(Stored data)
** begin **
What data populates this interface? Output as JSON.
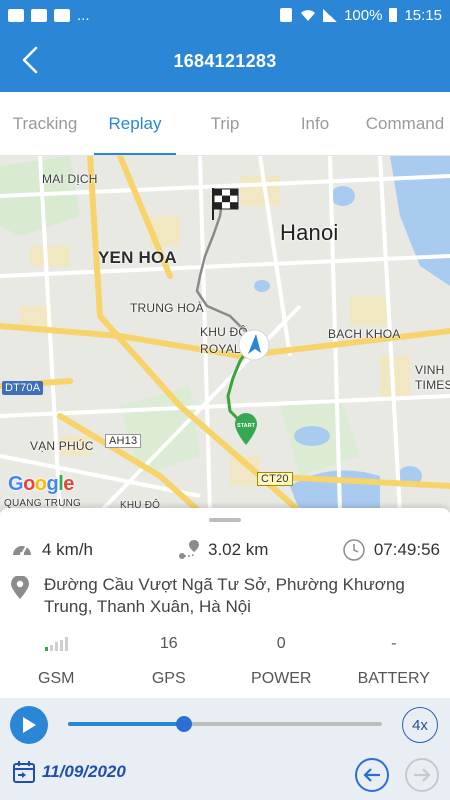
{
  "status_bar": {
    "left_more": "...",
    "battery": "100%",
    "time": "15:15"
  },
  "app_bar": {
    "title": "1684121283"
  },
  "tabs": [
    {
      "label": "Tracking",
      "active": false
    },
    {
      "label": "Replay",
      "active": true
    },
    {
      "label": "Trip",
      "active": false
    },
    {
      "label": "Info",
      "active": false
    },
    {
      "label": "Command",
      "active": false
    }
  ],
  "map": {
    "labels": {
      "mai_dich": "MAI DỊCH",
      "hanoi": "Hanoi",
      "yen_hoa": "YEN HOA",
      "trung_hoa": "TRUNG HOÀ",
      "khu_do": "KHU ĐÔ",
      "royal": "ROYAL",
      "bach_khoa": "BACH KHOA",
      "vinh": "VINH",
      "times": "TIMES",
      "dt70a": "DT70A",
      "van_phuc": "VẠN PHÚC",
      "ah13": "AH13",
      "ct20": "CT20",
      "quang_trung": "QUANG TRUNG",
      "khu_do2": "KHU ĐÔ"
    },
    "start_marker": "START",
    "logo": "Google"
  },
  "panel": {
    "speed": "4 km/h",
    "distance": "3.02 km",
    "time": "07:49:56",
    "address": "Đường Cầu Vượt Ngã Tư Sở, Phường Khương Trung, Thanh Xuân, Hà Nội",
    "sensors": [
      {
        "name": "GSM",
        "value": "",
        "signal_bars_on": 1,
        "signal_bars_total": 5
      },
      {
        "name": "GPS",
        "value": "16"
      },
      {
        "name": "POWER",
        "value": "0"
      },
      {
        "name": "BATTERY",
        "value": "-"
      }
    ]
  },
  "player": {
    "progress": 0.37,
    "speed_label": "4x",
    "date": "11/09/2020"
  },
  "colors": {
    "primary": "#2b86d6",
    "route_traveled": "#3aa53a",
    "route_upcoming": "#8a8a8a"
  }
}
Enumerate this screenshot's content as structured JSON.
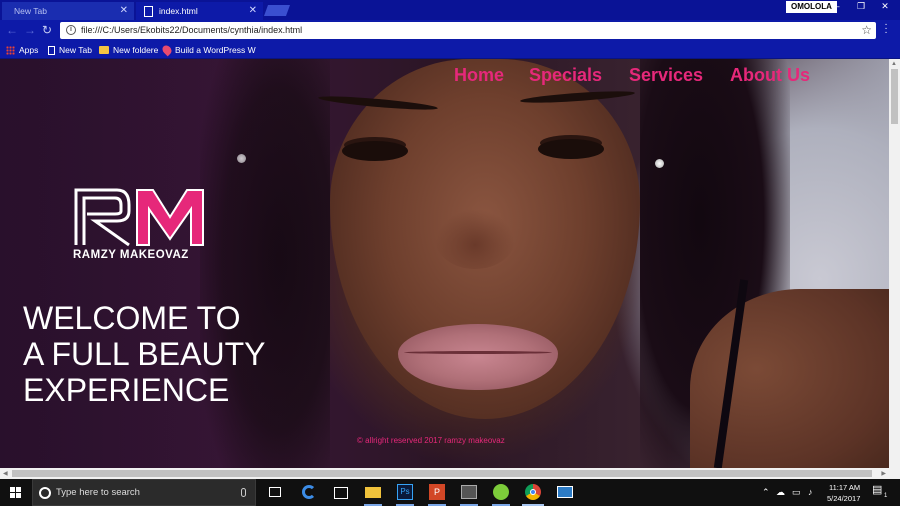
{
  "browser": {
    "tabs": [
      {
        "label": "New Tab",
        "active": false
      },
      {
        "label": "index.html",
        "active": true
      }
    ],
    "address": "file:///C:/Users/Ekobits22/Documents/cynthia/index.html",
    "window_user": "OMOLOLA",
    "bookmarks": [
      "Apps",
      "New Tab",
      "New foldere",
      "Build a WordPress W"
    ]
  },
  "page": {
    "nav": [
      "Home",
      "Specials",
      "Services",
      "About Us"
    ],
    "logo_tagline": "RAMZY MAKEOVAZ",
    "logo_letters": "RM",
    "headline_lines": [
      "WELCOME TO",
      "A FULL BEAUTY",
      "EXPERIENCE"
    ],
    "footer": "© allright reserved 2017 ramzy makeovaz"
  },
  "taskbar": {
    "search_placeholder": "Type here to search",
    "time": "11:17 AM",
    "date": "5/24/2017",
    "notification_count": "1"
  },
  "colors": {
    "accent_pink": "#e6287a",
    "chrome_blue": "#0d1aa8",
    "taskbar": "#101010"
  }
}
** end **
Directive — Leave the pictures out and reproduce all of the records exactly.

Worked answer —
What data populates this interface? Output as JSON.
{
  "status_bar": {
    "left_more": "...",
    "battery": "100%",
    "time": "15:15"
  },
  "app_bar": {
    "title": "1684121283"
  },
  "tabs": [
    {
      "label": "Tracking",
      "active": false
    },
    {
      "label": "Replay",
      "active": true
    },
    {
      "label": "Trip",
      "active": false
    },
    {
      "label": "Info",
      "active": false
    },
    {
      "label": "Command",
      "active": false
    }
  ],
  "map": {
    "labels": {
      "mai_dich": "MAI DỊCH",
      "hanoi": "Hanoi",
      "yen_hoa": "YEN HOA",
      "trung_hoa": "TRUNG HOÀ",
      "khu_do": "KHU ĐÔ",
      "royal": "ROYAL",
      "bach_khoa": "BACH KHOA",
      "vinh": "VINH",
      "times": "TIMES",
      "dt70a": "DT70A",
      "van_phuc": "VẠN PHÚC",
      "ah13": "AH13",
      "ct20": "CT20",
      "quang_trung": "QUANG TRUNG",
      "khu_do2": "KHU ĐÔ"
    },
    "start_marker": "START",
    "logo": "Google"
  },
  "panel": {
    "speed": "4 km/h",
    "distance": "3.02 km",
    "time": "07:49:56",
    "address": "Đường Cầu Vượt Ngã Tư Sở, Phường Khương Trung, Thanh Xuân, Hà Nội",
    "sensors": [
      {
        "name": "GSM",
        "value": "",
        "signal_bars_on": 1,
        "signal_bars_total": 5
      },
      {
        "name": "GPS",
        "value": "16"
      },
      {
        "name": "POWER",
        "value": "0"
      },
      {
        "name": "BATTERY",
        "value": "-"
      }
    ]
  },
  "player": {
    "progress": 0.37,
    "speed_label": "4x",
    "date": "11/09/2020"
  },
  "colors": {
    "primary": "#2b86d6",
    "route_traveled": "#3aa53a",
    "route_upcoming": "#8a8a8a"
  }
}
Enumerate this screenshot's content as structured JSON.
{
  "browser": {
    "tabs": [
      {
        "label": "New Tab",
        "active": false
      },
      {
        "label": "index.html",
        "active": true
      }
    ],
    "address": "file:///C:/Users/Ekobits22/Documents/cynthia/index.html",
    "window_user": "OMOLOLA",
    "bookmarks": [
      "Apps",
      "New Tab",
      "New foldere",
      "Build a WordPress W"
    ]
  },
  "page": {
    "nav": [
      "Home",
      "Specials",
      "Services",
      "About Us"
    ],
    "logo_tagline": "RAMZY MAKEOVAZ",
    "logo_letters": "RM",
    "headline_lines": [
      "WELCOME TO",
      "A FULL BEAUTY",
      "EXPERIENCE"
    ],
    "footer": "© allright reserved 2017 ramzy makeovaz"
  },
  "taskbar": {
    "search_placeholder": "Type here to search",
    "time": "11:17 AM",
    "date": "5/24/2017",
    "notification_count": "1"
  },
  "colors": {
    "accent_pink": "#e6287a",
    "chrome_blue": "#0d1aa8",
    "taskbar": "#101010"
  }
}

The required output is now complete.